EXERCISE AIM →
Whenever a line contains the string "this", copy it out of the entries.

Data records

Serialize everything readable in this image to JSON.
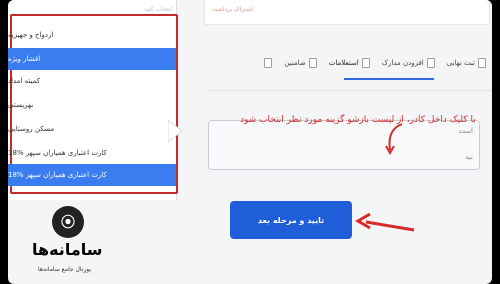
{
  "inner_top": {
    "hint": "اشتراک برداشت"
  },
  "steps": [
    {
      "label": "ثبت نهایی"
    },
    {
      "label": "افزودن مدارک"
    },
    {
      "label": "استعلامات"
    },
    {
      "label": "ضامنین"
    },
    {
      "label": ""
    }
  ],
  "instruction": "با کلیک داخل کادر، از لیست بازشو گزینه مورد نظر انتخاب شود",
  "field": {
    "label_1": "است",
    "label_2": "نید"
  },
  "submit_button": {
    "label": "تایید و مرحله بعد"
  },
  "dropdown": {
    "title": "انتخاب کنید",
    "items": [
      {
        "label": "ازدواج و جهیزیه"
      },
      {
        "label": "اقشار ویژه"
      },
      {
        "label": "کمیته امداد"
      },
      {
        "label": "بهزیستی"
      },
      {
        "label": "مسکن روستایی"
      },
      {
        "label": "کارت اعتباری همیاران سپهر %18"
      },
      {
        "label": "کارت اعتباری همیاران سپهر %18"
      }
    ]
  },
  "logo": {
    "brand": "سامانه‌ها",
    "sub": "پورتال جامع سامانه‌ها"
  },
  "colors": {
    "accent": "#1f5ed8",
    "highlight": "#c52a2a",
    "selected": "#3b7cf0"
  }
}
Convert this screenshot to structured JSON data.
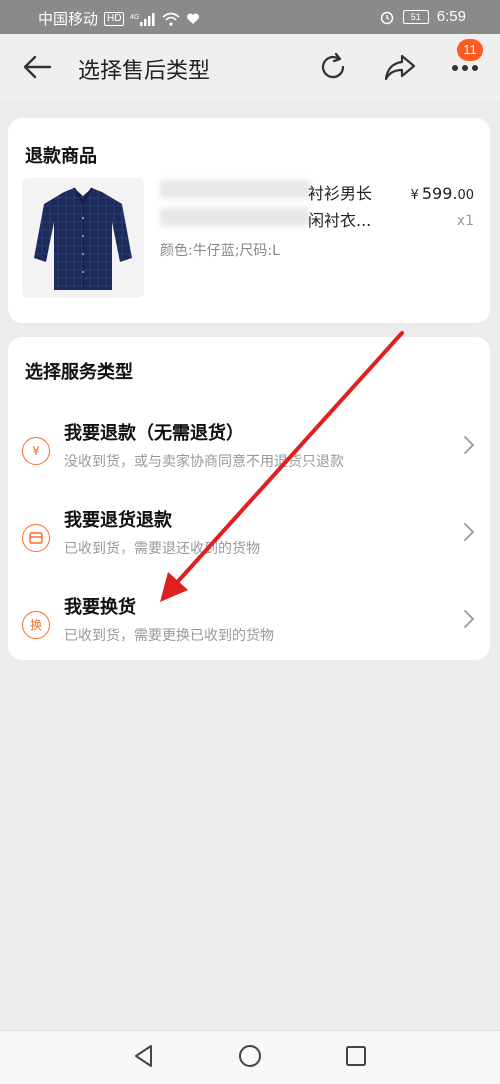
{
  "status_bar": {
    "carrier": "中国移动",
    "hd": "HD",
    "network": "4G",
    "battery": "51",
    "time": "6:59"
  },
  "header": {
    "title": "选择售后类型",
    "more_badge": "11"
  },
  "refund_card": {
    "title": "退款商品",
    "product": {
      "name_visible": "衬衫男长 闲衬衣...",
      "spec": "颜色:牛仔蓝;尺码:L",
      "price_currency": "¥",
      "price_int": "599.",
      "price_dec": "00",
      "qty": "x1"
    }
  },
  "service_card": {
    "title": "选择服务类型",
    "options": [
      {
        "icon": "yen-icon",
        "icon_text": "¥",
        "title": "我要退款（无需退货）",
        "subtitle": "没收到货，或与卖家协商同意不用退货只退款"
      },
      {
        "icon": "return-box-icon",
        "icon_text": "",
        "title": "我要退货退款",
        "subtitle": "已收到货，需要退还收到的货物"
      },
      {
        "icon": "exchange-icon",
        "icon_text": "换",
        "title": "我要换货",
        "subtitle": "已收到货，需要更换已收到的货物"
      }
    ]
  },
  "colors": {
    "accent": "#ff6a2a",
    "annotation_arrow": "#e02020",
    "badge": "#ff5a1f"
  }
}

FINAL RESULT →
Serialize everything readable in this image to JSON.
Convert this screenshot to structured JSON data.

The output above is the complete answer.